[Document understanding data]
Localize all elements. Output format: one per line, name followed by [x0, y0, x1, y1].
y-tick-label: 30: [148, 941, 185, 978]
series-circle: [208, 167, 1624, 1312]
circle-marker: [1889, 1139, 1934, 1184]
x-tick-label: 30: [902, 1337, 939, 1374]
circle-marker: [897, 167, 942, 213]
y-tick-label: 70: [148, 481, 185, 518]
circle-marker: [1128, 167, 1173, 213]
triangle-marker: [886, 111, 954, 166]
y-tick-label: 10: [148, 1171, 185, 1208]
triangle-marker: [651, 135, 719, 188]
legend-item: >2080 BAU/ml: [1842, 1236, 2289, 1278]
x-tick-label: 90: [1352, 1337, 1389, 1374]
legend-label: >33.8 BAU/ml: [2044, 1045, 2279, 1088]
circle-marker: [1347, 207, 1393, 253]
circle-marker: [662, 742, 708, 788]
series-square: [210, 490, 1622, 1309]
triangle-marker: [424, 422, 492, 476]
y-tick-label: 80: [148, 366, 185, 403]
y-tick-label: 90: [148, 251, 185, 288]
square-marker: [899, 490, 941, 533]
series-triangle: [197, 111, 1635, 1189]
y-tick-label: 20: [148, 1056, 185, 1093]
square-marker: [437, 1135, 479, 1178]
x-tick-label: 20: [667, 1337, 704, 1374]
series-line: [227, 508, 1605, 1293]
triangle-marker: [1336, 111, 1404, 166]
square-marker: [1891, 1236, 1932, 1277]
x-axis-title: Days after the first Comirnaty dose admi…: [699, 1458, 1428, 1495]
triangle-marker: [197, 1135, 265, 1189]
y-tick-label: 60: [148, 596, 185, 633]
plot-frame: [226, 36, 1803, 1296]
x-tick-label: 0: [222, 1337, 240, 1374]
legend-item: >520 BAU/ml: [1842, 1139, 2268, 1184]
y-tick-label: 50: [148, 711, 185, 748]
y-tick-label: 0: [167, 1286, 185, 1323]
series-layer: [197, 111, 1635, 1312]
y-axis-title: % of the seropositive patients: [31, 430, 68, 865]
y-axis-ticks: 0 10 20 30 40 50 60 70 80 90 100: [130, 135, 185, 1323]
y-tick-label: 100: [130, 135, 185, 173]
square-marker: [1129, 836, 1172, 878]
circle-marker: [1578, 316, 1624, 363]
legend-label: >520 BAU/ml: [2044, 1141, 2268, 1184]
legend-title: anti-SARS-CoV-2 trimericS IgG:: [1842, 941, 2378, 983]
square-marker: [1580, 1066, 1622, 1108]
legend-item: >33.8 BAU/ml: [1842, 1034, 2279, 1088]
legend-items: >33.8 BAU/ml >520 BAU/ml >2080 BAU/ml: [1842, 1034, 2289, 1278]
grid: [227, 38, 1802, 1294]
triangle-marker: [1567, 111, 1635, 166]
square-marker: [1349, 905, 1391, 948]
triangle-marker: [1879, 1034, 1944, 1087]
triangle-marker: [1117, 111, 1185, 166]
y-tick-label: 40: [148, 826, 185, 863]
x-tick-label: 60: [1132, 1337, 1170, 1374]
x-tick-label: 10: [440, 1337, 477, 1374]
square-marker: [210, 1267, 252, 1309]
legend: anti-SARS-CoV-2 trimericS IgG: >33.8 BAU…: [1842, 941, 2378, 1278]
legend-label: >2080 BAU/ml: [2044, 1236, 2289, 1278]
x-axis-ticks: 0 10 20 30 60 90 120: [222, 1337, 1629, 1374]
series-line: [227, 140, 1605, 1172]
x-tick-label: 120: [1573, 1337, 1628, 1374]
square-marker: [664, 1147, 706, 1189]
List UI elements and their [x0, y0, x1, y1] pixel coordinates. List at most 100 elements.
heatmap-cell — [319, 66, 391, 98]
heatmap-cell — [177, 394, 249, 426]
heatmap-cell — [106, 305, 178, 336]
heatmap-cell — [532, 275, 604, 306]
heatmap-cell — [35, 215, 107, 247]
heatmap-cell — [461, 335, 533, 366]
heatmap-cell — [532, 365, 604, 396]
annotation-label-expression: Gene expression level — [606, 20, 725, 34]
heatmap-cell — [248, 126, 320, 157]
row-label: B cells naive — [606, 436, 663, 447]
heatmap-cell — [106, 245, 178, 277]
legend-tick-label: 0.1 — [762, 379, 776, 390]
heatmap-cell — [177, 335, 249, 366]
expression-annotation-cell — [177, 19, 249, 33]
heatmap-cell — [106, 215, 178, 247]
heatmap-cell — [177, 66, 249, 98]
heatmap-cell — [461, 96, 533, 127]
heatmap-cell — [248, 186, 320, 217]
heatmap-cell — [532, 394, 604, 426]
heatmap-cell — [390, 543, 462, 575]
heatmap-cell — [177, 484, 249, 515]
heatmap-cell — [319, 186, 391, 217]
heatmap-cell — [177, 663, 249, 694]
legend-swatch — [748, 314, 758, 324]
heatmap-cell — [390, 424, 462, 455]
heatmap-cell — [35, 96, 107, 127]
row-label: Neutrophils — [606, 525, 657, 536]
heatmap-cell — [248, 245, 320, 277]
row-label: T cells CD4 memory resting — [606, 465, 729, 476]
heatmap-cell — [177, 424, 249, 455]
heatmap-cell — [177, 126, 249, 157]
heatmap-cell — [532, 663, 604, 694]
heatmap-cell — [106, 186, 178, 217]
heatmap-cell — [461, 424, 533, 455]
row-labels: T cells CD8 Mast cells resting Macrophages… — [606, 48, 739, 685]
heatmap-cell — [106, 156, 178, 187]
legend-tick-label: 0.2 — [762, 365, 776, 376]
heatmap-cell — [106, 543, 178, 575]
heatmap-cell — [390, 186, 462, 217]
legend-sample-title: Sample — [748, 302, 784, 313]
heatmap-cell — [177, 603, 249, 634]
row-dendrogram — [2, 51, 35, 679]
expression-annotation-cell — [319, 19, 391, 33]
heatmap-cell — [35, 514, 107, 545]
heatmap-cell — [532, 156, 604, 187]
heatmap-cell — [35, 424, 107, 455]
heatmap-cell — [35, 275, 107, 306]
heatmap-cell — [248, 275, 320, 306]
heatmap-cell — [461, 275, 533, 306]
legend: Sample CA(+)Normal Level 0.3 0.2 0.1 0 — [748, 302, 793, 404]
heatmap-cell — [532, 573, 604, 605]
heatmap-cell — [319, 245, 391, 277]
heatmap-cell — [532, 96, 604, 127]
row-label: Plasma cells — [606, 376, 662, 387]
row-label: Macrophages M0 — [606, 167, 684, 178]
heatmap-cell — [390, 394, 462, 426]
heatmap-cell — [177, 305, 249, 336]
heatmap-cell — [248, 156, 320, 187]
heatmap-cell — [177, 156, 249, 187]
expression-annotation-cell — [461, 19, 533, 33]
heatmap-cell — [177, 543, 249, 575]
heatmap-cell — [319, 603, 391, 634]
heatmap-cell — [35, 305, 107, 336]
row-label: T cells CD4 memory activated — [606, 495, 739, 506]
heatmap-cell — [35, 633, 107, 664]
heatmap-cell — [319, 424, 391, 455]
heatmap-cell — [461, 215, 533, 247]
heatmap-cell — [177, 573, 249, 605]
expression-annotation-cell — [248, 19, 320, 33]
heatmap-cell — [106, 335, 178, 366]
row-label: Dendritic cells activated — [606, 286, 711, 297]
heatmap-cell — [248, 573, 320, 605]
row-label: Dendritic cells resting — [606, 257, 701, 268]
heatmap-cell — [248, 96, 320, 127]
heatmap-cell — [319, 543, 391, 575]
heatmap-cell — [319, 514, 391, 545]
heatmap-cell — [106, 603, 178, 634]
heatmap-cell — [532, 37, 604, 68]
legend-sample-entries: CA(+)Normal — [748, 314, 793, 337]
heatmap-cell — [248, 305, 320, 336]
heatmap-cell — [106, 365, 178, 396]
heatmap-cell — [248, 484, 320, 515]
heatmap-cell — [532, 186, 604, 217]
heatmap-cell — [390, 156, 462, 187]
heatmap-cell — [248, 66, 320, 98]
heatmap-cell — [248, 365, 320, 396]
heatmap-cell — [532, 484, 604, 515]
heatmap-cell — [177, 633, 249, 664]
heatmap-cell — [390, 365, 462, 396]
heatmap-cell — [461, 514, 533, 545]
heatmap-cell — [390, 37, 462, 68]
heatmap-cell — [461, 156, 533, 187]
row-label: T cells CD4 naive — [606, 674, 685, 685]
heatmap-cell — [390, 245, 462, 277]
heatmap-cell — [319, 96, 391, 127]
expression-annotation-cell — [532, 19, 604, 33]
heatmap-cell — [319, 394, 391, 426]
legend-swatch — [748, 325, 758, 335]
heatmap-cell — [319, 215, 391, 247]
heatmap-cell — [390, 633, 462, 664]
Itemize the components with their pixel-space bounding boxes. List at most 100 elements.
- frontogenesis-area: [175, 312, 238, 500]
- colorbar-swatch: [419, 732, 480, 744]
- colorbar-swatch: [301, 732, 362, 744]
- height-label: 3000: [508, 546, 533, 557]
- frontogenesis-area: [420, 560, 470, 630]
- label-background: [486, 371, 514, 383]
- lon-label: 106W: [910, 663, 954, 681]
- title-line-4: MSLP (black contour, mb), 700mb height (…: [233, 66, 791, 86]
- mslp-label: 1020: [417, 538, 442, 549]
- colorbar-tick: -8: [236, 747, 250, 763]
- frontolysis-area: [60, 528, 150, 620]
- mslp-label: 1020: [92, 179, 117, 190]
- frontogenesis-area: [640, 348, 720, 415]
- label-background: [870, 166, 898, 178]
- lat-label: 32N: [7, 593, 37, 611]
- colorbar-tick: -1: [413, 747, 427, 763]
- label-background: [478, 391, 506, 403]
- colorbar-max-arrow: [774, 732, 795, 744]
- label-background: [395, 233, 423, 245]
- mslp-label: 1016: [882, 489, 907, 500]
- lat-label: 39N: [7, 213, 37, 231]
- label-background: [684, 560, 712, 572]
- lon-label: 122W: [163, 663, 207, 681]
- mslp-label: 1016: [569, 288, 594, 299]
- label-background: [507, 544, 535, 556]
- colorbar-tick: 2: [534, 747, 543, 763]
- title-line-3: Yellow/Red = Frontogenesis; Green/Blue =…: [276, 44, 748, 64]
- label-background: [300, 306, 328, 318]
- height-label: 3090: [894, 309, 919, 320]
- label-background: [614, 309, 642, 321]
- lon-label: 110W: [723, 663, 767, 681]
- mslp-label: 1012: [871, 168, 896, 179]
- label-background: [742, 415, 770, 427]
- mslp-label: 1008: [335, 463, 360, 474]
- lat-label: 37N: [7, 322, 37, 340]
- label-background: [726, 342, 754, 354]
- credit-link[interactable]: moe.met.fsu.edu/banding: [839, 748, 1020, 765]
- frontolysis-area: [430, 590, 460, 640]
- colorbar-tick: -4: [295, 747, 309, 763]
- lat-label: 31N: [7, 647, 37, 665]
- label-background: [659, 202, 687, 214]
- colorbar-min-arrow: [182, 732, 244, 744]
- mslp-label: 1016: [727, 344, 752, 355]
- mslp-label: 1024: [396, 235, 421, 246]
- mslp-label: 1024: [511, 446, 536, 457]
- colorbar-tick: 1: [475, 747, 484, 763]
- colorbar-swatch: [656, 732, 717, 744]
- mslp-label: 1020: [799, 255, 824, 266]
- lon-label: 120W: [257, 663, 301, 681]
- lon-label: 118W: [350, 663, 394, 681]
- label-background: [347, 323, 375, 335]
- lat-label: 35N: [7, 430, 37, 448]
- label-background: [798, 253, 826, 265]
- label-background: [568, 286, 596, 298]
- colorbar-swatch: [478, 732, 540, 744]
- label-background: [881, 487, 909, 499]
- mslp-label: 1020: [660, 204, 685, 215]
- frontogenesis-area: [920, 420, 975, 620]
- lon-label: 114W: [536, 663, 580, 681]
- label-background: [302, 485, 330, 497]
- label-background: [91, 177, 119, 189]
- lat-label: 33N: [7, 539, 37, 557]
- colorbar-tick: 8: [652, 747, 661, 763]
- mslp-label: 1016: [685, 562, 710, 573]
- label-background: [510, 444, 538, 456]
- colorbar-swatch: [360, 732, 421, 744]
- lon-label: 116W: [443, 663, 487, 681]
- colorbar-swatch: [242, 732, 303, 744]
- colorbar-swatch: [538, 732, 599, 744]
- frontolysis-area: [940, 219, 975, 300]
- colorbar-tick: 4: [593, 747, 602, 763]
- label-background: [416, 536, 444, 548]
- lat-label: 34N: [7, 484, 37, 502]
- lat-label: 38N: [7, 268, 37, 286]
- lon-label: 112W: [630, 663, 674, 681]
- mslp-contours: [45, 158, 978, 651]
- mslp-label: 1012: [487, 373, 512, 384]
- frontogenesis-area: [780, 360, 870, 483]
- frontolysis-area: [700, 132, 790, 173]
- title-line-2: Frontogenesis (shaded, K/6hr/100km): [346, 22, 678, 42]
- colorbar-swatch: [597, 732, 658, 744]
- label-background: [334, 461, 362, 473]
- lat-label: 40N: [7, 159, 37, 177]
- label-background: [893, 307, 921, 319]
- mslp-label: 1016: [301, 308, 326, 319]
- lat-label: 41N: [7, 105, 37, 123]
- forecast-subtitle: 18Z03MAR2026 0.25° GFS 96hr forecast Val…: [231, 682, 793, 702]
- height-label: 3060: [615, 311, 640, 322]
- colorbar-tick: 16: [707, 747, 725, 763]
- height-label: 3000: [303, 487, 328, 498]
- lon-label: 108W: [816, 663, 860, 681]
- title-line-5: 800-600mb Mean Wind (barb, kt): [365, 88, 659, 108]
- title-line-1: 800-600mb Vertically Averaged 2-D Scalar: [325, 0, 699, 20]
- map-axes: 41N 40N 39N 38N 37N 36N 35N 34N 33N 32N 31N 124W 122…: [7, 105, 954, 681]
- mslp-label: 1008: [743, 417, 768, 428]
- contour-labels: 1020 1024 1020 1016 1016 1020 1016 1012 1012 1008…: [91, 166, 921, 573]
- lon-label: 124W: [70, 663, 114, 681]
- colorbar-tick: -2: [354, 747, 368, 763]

**Work required:** All lines of the records above with the word "anti" in them are to be copied.

**Answer:**
legend-title: anti-SARS-CoV-2 trimericS IgG:: [1842, 941, 2378, 983]
legend: anti-SARS-CoV-2 trimericS IgG: >33.8 BAU…: [1842, 941, 2378, 1278]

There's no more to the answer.